▶ [Task details]
Lines containing the word "thống" should be extracted in full.

Extracted data entries
▼
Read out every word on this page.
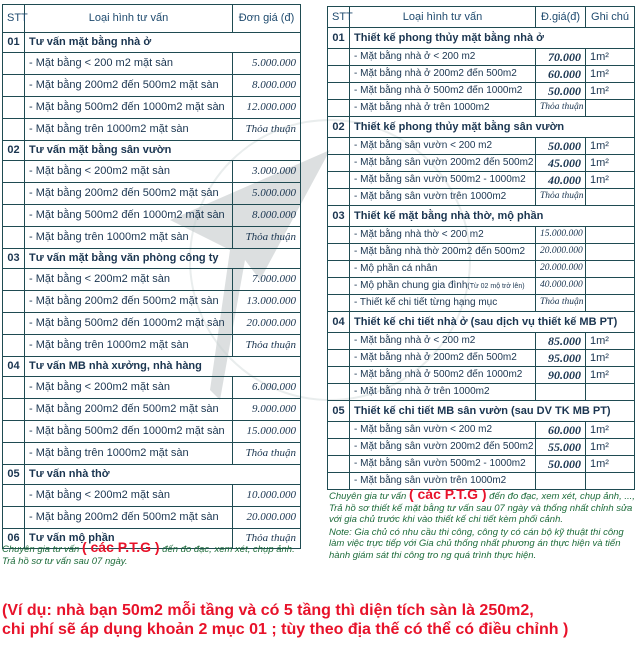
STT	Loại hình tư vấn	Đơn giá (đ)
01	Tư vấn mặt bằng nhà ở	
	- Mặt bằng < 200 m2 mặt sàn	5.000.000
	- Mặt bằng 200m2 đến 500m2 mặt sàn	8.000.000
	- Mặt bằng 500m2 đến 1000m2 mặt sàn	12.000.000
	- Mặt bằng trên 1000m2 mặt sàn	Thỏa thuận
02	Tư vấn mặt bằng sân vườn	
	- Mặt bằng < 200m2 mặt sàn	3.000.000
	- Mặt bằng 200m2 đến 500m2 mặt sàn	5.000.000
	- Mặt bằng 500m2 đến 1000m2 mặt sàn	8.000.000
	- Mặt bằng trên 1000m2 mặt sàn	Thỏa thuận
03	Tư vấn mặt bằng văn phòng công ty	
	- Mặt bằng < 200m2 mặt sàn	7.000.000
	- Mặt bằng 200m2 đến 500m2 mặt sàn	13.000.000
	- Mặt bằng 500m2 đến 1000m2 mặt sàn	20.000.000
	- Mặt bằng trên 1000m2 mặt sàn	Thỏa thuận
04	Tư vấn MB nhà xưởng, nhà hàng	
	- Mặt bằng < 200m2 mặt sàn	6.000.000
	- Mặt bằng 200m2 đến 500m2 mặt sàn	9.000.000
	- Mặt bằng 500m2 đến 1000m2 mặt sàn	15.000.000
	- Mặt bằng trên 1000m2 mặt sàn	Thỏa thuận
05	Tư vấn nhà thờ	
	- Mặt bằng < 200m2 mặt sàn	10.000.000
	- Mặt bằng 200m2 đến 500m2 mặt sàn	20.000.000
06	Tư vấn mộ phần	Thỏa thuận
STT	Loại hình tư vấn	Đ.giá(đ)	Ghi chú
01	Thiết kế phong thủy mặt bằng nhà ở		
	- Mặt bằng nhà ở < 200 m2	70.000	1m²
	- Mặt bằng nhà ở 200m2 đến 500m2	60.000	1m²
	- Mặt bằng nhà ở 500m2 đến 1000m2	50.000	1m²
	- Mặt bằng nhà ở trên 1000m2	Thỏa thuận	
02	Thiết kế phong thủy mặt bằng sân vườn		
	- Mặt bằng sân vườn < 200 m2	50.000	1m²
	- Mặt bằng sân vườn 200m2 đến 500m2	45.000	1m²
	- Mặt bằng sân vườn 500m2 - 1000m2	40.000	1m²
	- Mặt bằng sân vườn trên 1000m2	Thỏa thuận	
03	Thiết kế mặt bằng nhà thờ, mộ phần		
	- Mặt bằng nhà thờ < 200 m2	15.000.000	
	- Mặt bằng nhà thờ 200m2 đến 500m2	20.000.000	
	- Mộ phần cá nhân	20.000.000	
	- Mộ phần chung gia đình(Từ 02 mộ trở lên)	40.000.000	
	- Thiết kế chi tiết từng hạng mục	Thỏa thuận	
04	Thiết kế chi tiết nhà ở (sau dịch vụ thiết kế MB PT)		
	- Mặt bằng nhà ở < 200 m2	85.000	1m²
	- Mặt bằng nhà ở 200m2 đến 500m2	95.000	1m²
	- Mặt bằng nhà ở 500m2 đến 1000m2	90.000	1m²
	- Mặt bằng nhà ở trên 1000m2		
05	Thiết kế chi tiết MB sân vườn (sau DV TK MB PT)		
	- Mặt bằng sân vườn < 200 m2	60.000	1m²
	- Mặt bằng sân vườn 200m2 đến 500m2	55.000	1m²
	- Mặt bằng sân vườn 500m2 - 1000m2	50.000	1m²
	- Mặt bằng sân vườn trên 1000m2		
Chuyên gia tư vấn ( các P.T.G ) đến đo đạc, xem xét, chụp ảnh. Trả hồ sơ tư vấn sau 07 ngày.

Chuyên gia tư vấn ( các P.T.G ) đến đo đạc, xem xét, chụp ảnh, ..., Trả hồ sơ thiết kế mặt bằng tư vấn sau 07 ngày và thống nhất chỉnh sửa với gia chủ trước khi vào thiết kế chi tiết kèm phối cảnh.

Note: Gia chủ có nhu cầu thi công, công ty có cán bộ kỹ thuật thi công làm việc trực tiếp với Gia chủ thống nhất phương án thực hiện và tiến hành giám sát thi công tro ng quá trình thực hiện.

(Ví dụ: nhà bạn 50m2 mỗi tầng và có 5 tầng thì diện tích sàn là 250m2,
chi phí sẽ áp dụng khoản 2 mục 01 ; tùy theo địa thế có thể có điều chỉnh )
▲
▼
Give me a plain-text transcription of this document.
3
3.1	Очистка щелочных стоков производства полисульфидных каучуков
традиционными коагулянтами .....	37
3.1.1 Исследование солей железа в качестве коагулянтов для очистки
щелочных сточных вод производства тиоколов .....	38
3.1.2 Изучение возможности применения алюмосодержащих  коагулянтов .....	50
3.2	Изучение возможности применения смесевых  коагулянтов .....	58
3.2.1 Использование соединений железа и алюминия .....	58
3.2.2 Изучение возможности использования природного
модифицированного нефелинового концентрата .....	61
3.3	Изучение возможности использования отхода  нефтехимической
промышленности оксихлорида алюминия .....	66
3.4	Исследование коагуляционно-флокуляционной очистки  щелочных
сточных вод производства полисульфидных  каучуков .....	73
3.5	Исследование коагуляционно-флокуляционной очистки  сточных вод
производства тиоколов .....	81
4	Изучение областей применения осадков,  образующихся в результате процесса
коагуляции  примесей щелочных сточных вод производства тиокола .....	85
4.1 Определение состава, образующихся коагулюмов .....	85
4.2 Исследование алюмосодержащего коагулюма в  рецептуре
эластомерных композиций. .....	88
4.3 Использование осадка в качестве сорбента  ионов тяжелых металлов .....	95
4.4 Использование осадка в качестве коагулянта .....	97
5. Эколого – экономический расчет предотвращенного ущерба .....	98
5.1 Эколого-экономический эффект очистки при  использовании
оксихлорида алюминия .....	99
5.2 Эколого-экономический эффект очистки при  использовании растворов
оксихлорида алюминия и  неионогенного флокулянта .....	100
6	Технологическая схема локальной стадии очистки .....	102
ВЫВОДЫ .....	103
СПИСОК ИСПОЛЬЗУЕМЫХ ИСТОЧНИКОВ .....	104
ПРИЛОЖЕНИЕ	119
▲
▶ [Task answer]
Chuyên gia tư vấn ( các P.T.G ) đến đo đạc, xem xét, chụp ảnh, ..., Trả hồ sơ thiết kế mặt bằng tư vấn sau 07 ngày và thống nhất chỉnh sửa với gia chủ trước khi vào thiết kế chi tiết kèm phối cảnh.
Note: Gia chủ có nhu cầu thi công, công ty có cán bộ kỹ thuật thi công làm việc trực tiếp với Gia chủ thống nhất phương án thực hiện và tiến hành giám sát thi công tro ng quá trình thực hiện.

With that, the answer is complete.